Stated task:
Take every line where the string "Interview" appears and copy it.

* begin *

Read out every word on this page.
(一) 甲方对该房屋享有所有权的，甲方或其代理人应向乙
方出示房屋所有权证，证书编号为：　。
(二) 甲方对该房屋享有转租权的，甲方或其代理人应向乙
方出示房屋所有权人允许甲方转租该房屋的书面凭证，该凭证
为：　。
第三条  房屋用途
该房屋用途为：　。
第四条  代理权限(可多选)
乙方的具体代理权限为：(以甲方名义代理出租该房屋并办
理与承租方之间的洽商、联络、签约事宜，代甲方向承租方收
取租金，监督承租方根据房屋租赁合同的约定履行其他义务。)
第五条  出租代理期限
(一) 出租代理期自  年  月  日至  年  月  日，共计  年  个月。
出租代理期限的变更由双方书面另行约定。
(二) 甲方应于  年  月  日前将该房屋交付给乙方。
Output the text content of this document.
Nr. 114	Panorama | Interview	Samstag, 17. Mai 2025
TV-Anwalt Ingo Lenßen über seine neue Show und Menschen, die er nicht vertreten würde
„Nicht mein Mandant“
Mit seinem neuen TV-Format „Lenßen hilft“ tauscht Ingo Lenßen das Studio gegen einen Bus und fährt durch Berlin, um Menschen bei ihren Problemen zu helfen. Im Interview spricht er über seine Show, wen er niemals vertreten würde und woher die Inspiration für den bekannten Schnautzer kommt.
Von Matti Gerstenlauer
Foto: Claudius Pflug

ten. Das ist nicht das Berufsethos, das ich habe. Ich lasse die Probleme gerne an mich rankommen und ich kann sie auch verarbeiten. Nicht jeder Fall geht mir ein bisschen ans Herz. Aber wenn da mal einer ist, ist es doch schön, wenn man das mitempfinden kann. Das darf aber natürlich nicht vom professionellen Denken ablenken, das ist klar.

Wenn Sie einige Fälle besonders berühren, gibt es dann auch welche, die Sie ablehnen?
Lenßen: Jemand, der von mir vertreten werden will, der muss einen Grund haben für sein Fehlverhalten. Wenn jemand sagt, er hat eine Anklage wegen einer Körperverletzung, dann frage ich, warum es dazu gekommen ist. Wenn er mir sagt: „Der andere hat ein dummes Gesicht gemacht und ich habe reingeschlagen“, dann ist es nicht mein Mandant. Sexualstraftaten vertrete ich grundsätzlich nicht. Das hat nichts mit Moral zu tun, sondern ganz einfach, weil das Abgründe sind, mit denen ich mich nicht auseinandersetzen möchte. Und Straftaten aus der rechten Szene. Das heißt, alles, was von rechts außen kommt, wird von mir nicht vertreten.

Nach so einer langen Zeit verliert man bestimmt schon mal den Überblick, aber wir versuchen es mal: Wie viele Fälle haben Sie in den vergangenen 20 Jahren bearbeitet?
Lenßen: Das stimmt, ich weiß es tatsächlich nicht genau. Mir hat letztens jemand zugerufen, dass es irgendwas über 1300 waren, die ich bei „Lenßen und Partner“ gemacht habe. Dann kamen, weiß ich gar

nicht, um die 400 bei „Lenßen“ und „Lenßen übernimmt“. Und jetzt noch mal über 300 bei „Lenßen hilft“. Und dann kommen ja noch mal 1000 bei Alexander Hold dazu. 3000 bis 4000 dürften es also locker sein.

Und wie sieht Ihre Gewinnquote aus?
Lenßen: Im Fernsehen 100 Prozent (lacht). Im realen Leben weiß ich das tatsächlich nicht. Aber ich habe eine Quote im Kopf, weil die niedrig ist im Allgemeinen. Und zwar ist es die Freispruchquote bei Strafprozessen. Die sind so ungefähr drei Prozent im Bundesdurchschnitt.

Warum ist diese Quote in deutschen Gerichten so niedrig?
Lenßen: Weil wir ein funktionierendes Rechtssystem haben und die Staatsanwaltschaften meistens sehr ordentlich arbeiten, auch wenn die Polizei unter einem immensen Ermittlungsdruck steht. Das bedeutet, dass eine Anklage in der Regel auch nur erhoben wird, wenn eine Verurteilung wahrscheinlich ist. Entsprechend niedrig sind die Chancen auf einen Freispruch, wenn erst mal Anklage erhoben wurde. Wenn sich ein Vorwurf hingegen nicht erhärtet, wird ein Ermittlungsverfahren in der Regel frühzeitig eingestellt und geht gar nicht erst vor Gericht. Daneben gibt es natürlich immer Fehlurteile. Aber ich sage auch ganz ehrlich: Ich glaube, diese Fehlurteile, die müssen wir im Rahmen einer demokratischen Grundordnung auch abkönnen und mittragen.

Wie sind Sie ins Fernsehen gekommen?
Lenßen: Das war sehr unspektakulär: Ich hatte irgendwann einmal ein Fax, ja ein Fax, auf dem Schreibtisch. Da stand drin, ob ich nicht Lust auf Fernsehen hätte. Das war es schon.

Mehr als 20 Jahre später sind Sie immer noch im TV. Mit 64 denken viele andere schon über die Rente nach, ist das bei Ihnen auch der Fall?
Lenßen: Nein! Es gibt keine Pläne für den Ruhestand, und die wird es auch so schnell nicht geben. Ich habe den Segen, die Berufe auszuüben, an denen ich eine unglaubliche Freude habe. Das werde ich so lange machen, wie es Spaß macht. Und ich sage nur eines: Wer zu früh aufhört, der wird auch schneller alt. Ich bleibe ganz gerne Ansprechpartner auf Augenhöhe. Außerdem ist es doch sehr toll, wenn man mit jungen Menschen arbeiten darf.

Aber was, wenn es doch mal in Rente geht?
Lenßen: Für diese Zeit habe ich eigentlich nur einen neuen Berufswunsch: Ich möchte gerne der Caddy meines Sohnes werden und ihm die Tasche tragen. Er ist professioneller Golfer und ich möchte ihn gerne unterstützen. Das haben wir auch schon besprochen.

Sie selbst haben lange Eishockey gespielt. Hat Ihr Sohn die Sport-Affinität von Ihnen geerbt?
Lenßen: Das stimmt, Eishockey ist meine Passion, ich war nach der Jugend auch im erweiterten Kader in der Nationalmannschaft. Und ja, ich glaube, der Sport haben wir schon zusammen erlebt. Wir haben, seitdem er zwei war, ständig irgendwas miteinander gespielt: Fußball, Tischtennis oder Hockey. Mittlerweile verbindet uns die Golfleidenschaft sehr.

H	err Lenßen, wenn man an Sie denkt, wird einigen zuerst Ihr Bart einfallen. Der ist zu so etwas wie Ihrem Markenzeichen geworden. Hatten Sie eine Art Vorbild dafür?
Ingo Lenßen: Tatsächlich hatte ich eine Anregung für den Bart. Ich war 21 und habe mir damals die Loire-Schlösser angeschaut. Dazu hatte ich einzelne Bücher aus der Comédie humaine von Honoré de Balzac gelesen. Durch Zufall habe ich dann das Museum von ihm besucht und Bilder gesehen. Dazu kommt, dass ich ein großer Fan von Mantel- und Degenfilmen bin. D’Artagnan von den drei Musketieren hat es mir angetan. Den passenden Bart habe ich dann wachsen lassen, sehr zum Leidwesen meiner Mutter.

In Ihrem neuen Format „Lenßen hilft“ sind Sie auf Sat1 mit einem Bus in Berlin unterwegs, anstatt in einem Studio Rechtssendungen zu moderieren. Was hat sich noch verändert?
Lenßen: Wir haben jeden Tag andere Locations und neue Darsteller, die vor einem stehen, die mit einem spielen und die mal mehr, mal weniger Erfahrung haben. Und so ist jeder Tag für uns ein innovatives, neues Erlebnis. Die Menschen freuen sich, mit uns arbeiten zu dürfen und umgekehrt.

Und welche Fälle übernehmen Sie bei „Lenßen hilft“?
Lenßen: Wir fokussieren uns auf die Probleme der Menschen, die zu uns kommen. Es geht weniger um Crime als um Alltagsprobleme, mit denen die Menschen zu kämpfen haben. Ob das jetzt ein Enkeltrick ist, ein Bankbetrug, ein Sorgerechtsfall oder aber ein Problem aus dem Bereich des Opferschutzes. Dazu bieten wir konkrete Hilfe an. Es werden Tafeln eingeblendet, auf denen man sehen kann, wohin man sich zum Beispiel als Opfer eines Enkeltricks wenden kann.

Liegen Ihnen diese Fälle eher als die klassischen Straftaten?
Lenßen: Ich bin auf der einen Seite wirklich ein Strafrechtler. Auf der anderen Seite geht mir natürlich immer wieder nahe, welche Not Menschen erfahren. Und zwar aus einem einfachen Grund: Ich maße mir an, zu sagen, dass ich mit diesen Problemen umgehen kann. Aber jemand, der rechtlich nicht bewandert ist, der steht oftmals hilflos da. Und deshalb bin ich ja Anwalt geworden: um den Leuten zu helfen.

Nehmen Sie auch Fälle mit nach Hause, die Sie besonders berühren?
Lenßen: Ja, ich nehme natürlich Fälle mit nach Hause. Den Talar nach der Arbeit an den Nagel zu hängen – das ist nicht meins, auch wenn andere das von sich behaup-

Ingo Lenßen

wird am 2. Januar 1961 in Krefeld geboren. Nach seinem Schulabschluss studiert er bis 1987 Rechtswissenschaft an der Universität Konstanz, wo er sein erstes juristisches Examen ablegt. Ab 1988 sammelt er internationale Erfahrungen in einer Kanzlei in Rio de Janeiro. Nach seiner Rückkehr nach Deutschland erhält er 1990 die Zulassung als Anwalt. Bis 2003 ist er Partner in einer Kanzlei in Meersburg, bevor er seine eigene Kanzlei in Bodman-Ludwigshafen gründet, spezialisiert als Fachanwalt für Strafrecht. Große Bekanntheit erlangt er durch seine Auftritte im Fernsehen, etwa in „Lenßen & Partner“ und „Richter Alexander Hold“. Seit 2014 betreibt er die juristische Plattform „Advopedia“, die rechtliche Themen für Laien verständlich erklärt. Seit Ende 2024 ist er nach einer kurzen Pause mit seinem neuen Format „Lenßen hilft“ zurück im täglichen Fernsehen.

* end *

Finished task:
Nr. 114	Panorama | Interview	Samstag, 17. Mai 2025
Mit seinem neuen TV-Format „Lenßen hilft“ tauscht Ingo Lenßen das Studio gegen einen Bus und fährt durch Berlin, um Menschen bei ihren Problemen zu helfen. Im Interview spricht er über seine Show, wen er niemals vertreten würde und woher die Inspiration für den bekannten Schnautzer kommt.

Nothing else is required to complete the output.